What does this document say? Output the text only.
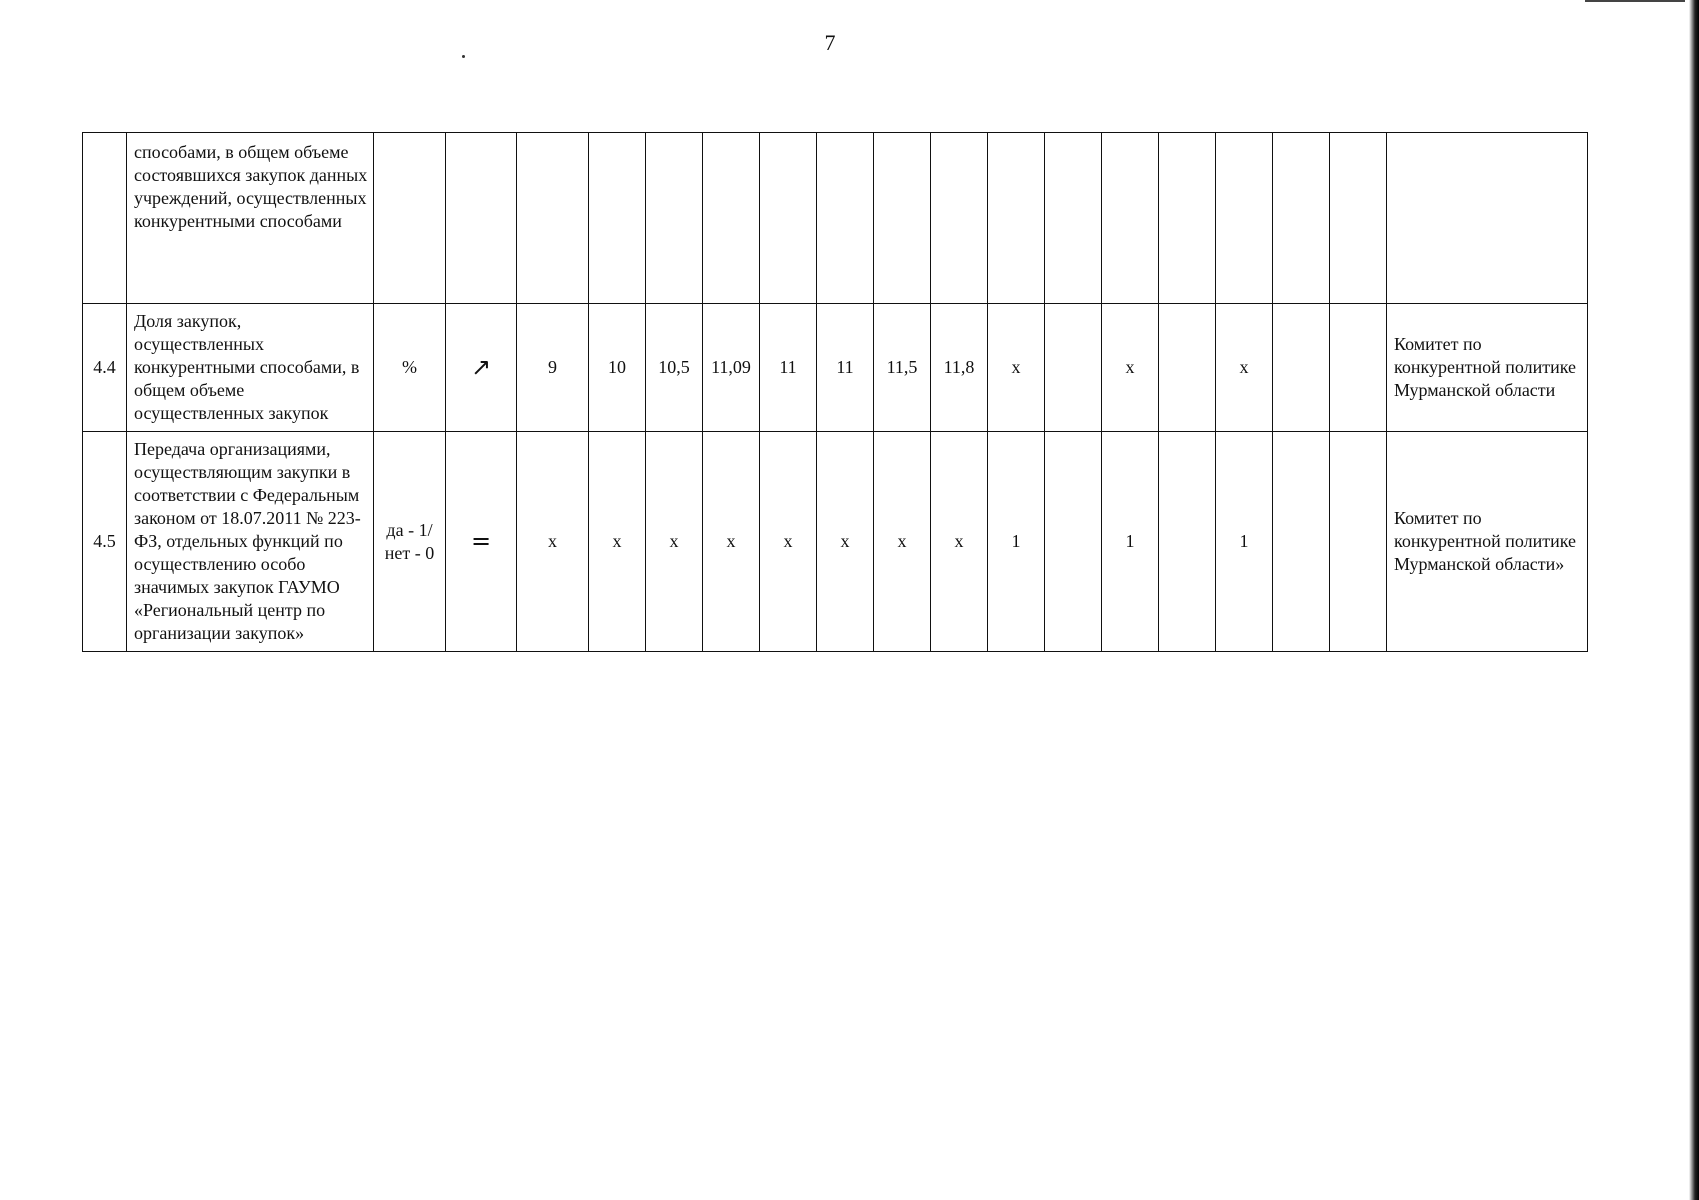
7
	способами, в общем объеме состоявшихся закупок данных учреждений, осуществленных конкурентными способами																		
4.4	Доля закупок, осуществленных конкурентными способами, в общем объеме осуществленных закупок	%	↗	9	10	10,5	11,09	11	11	11,5	11,8	x		x		x			Комитет по конкурентной политике Мурманской области
4.5	Передача организациями, осуществляющим закупки в соответствии с Федеральным законом от 18.07.2011 № 223-ФЗ, отдельных функций по осуществлению особо значимых закупок ГАУМО «Региональный центр по организации закупок»	да - 1/ нет - 0	=	x	x	x	x	x	x	x	x	1		1		1			Комитет по конкурентной политике Мурманской области»
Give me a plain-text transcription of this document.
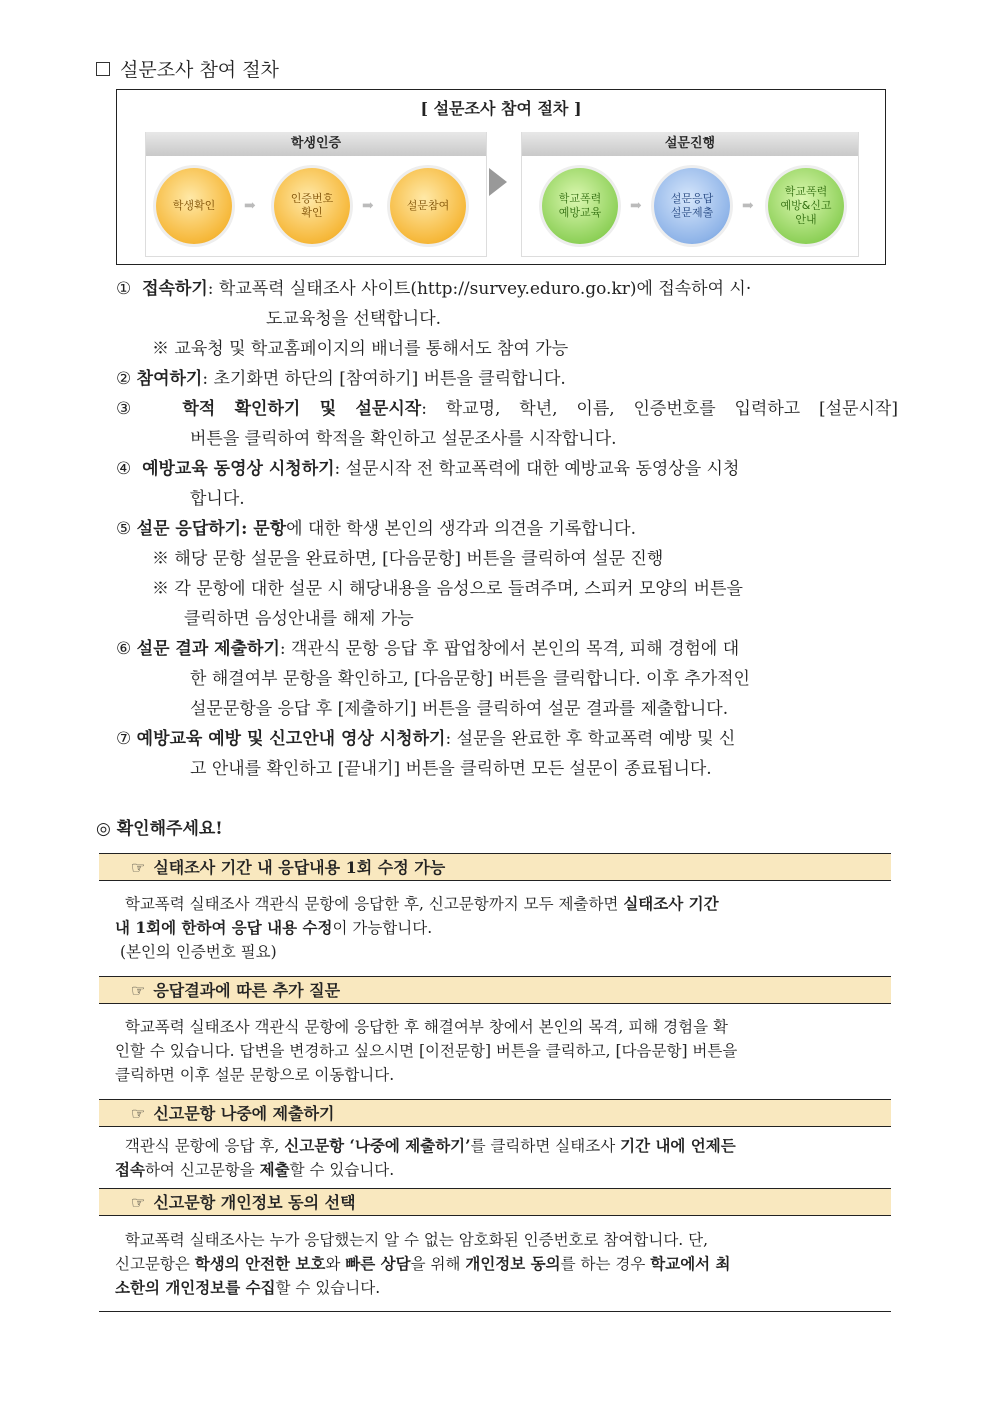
설문조사 참여 절차
[ 설문조사 참여 절차 ]
학생인증
학생확인	➡	인증번호
확인	➡	설문참여
설문진행
학교폭력
예방교육	➡	설문응답
설문제출	➡
학교폭력
예방&신고
안내
① 접속하기: 학교폭력 실태조사 사이트(http://survey.eduro.go.kr)에 접속하여 시·
도교육청을 선택합니다.
※ 교육청 및 학교홈페이지의 배너를 통해서도 참여 가능
② 참여하기: 초기화면 하단의 [참여하기] 버튼을 클릭합니다.
③ 학적 확인하기 및 설문시작: 학교명, 학년, 이름, 인증번호를 입력하고 [설문시작]
버튼을 클릭하여 학적을 확인하고 설문조사를 시작합니다.
④ 예방교육 동영상 시청하기: 설문시작 전 학교폭력에 대한 예방교육 동영상을 시청
합니다.
⑤ 설문 응답하기: 문항에 대한 학생 본인의 생각과 의견을 기록합니다.
※ 해당 문항 설문을 완료하면, [다음문항] 버튼을 클릭하여 설문 진행
※ 각 문항에 대한 설문 시 해당내용을 음성으로 들려주며, 스피커 모양의 버튼을
클릭하면 음성안내를 해제 가능
⑥ 설문 결과 제출하기: 객관식 문항 응답 후 팝업창에서 본인의 목격, 피해 경험에 대
한 해결여부 문항을 확인하고, [다음문항] 버튼을 클릭합니다. 이후 추가적인
설문문항을 응답 후 [제출하기] 버튼을 클릭하여 설문 결과를 제출합니다.
⑦ 예방교육 예방 및 신고안내 영상 시청하기: 설문을 완료한 후 학교폭력 예방 및 신
고 안내를 확인하고 [끝내기] 버튼을 클릭하면 모든 설문이 종료됩니다.
◎ 확인해주세요!
☞ 실태조사 기간 내 응답내용 1회 수정 가능
학교폭력 실태조사 객관식 문항에 응답한 후, 신고문항까지 모두 제출하면 실태조사 기간
내 1회에 한하여 응답 내용 수정이 가능합니다.
(본인의 인증번호 필요)
☞ 응답결과에 따른 추가 질문
학교폭력 실태조사 객관식 문항에 응답한 후 해결여부 창에서 본인의 목격, 피해 경험을 확
인할 수 있습니다. 답변을 변경하고 싶으시면 [이전문항] 버튼을 클릭하고, [다음문항] 버튼을
클릭하면 이후 설문 문항으로 이동합니다.
☞ 신고문항 나중에 제출하기
객관식 문항에 응답 후, 신고문항 ‘나중에 제출하기’를 클릭하면 실태조사 기간 내에 언제든
접속하여 신고문항을 제출할 수 있습니다.
☞ 신고문항 개인정보 동의 선택
학교폭력 실태조사는 누가 응답했는지 알 수 없는 암호화된 인증번호로 참여합니다. 단,
신고문항은 학생의 안전한 보호와 빠른 상담을 위해 개인정보 동의를 하는 경우 학교에서 최
소한의 개인정보를 수집할 수 있습니다.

• What you should do:
Copy each line from the records above that includes the string "способами".

• Task response:
	способами, в общем объеме состоявшихся закупок данных учреждений, осуществленных конкурентными способами																		
4.4	Доля закупок, осуществленных конкурентными способами, в общем объеме осуществленных закупок	%	↗	9	10	10,5	11,09	11	11	11,5	11,8	x		x		x			Комитет по конкурентной политике Мурманской области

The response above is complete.